Problem statement
Please copy the Die Nibelungen review between "Both films give" and "heaps of bodies.", inclusive, and substitute "model" for "puppet".

Supplied text
____________

Review: Die Nibelungen / Cert: PG / Director: Fritz Lang / Screenplay: Fritz Lang, Thea Von Harbou / Starring: Paul Richter, Margarete Schon, Theodor Loos / Release Date: October 29th
Metropolis (1927) is still widely regarded as one of the seminal s-f movies. But that film's director, Fritz Lang, was a crack hand at sword and sorcery too: witness Die Nibelungen (1924). Based on an ancient Germanic poem and consisting of two parts, Siegfried and Kriemhild's Revenge, this mammoth five hour saga laid the groundwork for fantasy flicks as we know them today. If you haven't seen it already, the release of this stunning 2-disc set is the perfect opportunity to catch up with one of cinema's neglected gems.
The early part of Siegfried deals with the eponymous hero's rise to fame and fortune. After slaying a dragon and uncovering a hoard of treasure, he falls in love with Kriemhild, sister to the King of Burgundy. The future looks bright, until Siegfried becomes embroiled in the wimpish King Gunter's domestic squabbles with the ultra-butch Queen Brunhild. Kriemhild's Revenge follows directly on and chronicles Kriemhild's attempts to avenge the wrongs done to her, to which end she marries the barbaric King Attila, who has an army of warlike huns at his command.
Both films give rise to some classic set-pieces. An early standout is Siegfried's battle with the dragon – a 60-foot-long, fire-breathing articulated puppet that makes Ray Harryhausen look like he wasn't even trying. But even better is his subterranean descent with Alberich, King of Dwarves – a creepy, shadowy scene that clearly provided visual cues for the Mines of Moria sequence in Peter Jackson's Rings trilogy. And the whole thing ends in a siege of such fiery intensity that you can almost smell the smoke and heaps of bodies.

____________

Record extracts

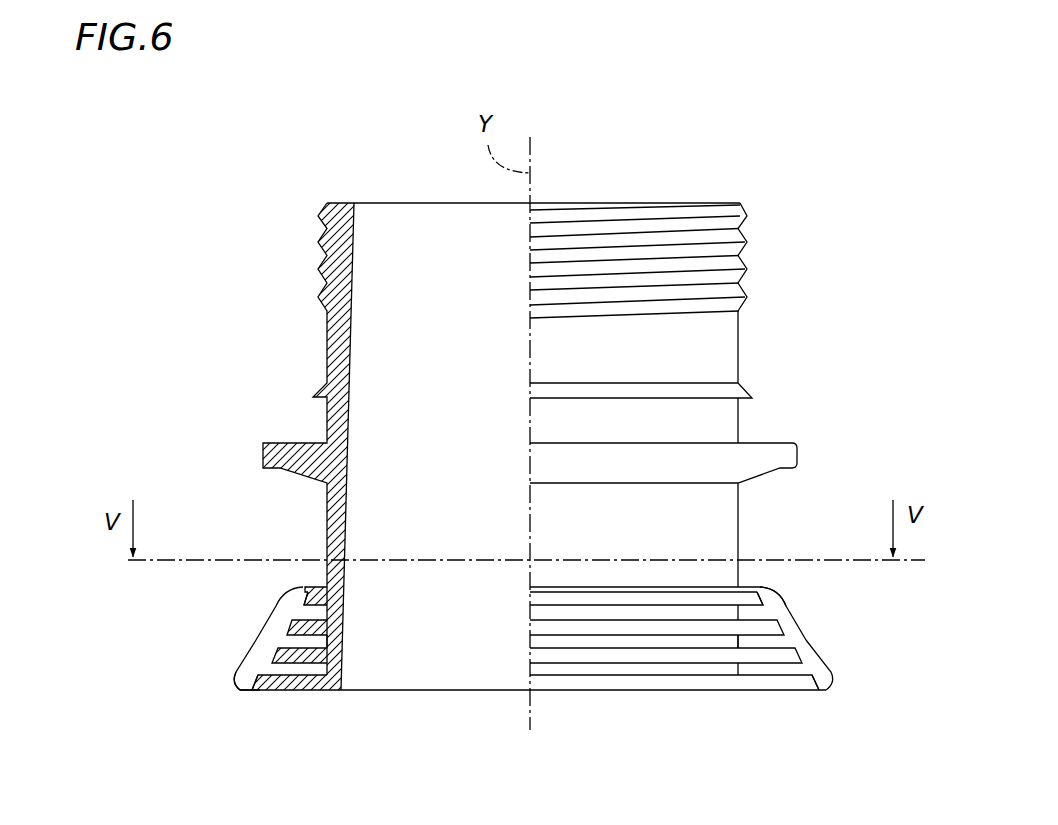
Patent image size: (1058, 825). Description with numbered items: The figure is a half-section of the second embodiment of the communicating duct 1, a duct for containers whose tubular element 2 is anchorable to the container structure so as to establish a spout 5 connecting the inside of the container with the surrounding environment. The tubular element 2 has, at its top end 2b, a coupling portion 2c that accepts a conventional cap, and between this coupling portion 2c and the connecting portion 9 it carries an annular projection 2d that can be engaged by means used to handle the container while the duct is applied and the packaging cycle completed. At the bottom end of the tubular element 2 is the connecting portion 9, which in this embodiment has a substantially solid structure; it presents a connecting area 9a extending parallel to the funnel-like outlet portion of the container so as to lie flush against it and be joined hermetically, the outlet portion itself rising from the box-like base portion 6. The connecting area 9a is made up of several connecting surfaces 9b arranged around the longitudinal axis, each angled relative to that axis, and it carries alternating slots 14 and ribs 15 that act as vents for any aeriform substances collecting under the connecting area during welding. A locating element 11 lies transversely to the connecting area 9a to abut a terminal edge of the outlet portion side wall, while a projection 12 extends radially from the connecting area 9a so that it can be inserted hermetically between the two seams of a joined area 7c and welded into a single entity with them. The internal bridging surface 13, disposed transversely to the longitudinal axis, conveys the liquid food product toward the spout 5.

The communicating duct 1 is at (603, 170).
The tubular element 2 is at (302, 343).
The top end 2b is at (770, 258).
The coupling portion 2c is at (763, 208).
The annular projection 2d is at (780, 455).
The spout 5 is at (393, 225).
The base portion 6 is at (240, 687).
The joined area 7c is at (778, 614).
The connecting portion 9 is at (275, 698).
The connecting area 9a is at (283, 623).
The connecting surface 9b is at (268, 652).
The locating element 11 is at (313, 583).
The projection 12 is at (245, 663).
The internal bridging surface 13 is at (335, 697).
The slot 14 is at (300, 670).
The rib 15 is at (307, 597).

____________

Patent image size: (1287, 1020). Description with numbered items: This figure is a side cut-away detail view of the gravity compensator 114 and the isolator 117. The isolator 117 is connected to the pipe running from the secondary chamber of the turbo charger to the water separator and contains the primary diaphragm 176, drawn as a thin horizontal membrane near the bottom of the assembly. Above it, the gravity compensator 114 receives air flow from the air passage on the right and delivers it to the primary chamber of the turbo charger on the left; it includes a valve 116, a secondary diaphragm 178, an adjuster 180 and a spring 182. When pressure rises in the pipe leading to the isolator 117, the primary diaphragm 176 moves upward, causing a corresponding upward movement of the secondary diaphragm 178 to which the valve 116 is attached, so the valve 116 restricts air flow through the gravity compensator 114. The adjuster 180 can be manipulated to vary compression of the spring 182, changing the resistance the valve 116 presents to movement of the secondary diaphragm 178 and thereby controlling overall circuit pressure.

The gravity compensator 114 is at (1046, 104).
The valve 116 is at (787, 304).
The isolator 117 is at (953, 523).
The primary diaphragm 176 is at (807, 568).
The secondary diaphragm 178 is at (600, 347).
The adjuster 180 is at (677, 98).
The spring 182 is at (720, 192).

____________

Final result
Both films give rise to some classic set-pieces. An early standout is Siegfried's battle with the dragon – a 60-foot-long, fire-breathing articulated model that makes Ray Harryhausen look like he wasn't even trying. But even better is his subterranean descent with Alberich, King of Dwarves – a creepy, shadowy scene that clearly provided visual cues for the Mines of Moria sequence in Peter Jackson's Rings trilogy. And the whole thing ends in a siege of such fiery intensity that you can almost smell the smoke and heaps of bodies.